Exercise description: Write out the records again, exactly, leaving none out.

· · ·

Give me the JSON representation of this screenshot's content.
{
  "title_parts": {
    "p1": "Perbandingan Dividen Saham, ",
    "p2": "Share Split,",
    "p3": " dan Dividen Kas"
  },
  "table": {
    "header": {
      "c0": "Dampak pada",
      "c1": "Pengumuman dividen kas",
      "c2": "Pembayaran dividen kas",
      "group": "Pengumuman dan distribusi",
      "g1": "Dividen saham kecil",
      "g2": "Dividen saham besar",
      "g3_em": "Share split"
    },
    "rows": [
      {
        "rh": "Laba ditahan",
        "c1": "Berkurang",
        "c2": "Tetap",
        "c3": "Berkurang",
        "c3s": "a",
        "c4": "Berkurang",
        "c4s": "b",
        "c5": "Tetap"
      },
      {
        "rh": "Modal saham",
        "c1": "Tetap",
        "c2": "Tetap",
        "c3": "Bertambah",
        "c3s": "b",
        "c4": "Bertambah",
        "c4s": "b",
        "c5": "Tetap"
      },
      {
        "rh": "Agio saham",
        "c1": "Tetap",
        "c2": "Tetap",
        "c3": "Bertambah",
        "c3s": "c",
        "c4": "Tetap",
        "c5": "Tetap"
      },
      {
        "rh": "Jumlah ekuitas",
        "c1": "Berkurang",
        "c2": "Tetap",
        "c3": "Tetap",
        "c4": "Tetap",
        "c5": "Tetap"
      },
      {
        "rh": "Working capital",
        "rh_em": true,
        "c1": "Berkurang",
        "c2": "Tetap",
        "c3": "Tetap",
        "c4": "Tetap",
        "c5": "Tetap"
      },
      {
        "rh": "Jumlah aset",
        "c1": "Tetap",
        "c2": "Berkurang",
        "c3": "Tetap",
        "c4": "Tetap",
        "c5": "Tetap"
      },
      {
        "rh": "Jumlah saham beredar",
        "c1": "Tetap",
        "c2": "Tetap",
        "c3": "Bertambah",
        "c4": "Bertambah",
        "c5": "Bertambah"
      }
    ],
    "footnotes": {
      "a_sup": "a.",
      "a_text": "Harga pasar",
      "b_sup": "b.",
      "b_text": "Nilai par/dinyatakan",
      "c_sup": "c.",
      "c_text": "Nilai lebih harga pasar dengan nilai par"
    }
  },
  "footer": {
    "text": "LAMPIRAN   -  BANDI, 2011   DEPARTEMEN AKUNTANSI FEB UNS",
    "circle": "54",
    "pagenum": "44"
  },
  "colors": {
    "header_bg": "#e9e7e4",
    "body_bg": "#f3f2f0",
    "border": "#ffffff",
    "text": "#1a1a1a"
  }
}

· · ·

Finished answer:
Give me the JSON representation of this screenshot's content.
{
  "title_parts": {
    "p1": "Perbandingan Dividen Saham, ",
    "p2": "Share Split,",
    "p3": " dan Dividen Kas"
  },
  "table": {
    "header": {
      "c0": "Dampak pada",
      "c1": "Pengumuman dividen kas",
      "c2": "Pembayaran dividen kas",
      "group": "Pengumuman dan distribusi",
      "g1": "Dividen saham kecil",
      "g2": "Dividen saham besar",
      "g3_em": "Share split"
    },
    "rows": [
      {
        "rh": "Laba ditahan",
        "c1": "Berkurang",
        "c2": "Tetap",
        "c3": "Berkurang",
        "c3s": "a",
        "c4": "Berkurang",
        "c4s": "b",
        "c5": "Tetap"
      },
      {
        "rh": "Modal saham",
        "c1": "Tetap",
        "c2": "Tetap",
        "c3": "Bertambah",
        "c3s": "b",
        "c4": "Bertambah",
        "c4s": "b",
        "c5": "Tetap"
      },
      {
        "rh": "Agio saham",
        "c1": "Tetap",
        "c2": "Tetap",
        "c3": "Bertambah",
        "c3s": "c",
        "c4": "Tetap",
        "c5": "Tetap"
      },
      {
        "rh": "Jumlah ekuitas",
        "c1": "Berkurang",
        "c2": "Tetap",
        "c3": "Tetap",
        "c4": "Tetap",
        "c5": "Tetap"
      },
      {
        "rh": "Working capital",
        "rh_em": true,
        "c1": "Berkurang",
        "c2": "Tetap",
        "c3": "Tetap",
        "c4": "Tetap",
        "c5": "Tetap"
      },
      {
        "rh": "Jumlah aset",
        "c1": "Tetap",
        "c2": "Berkurang",
        "c3": "Tetap",
        "c4": "Tetap",
        "c5": "Tetap"
      },
      {
        "rh": "Jumlah saham beredar",
        "c1": "Tetap",
        "c2": "Tetap",
        "c3": "Bertambah",
        "c4": "Bertambah",
        "c5": "Bertambah"
      }
    ],
    "footnotes": {
      "a_sup": "a.",
      "a_text": "Harga pasar",
      "b_sup": "b.",
      "b_text": "Nilai par/dinyatakan",
      "c_sup": "c.",
      "c_text": "Nilai lebih harga pasar dengan nilai par"
    }
  },
  "footer": {
    "text": "LAMPIRAN   -  BANDI, 2011   DEPARTEMEN AKUNTANSI FEB UNS",
    "circle": "54",
    "pagenum": "44"
  },
  "colors": {
    "header_bg": "#e9e7e4",
    "body_bg": "#f3f2f0",
    "border": "#ffffff",
    "text": "#1a1a1a"
  }
}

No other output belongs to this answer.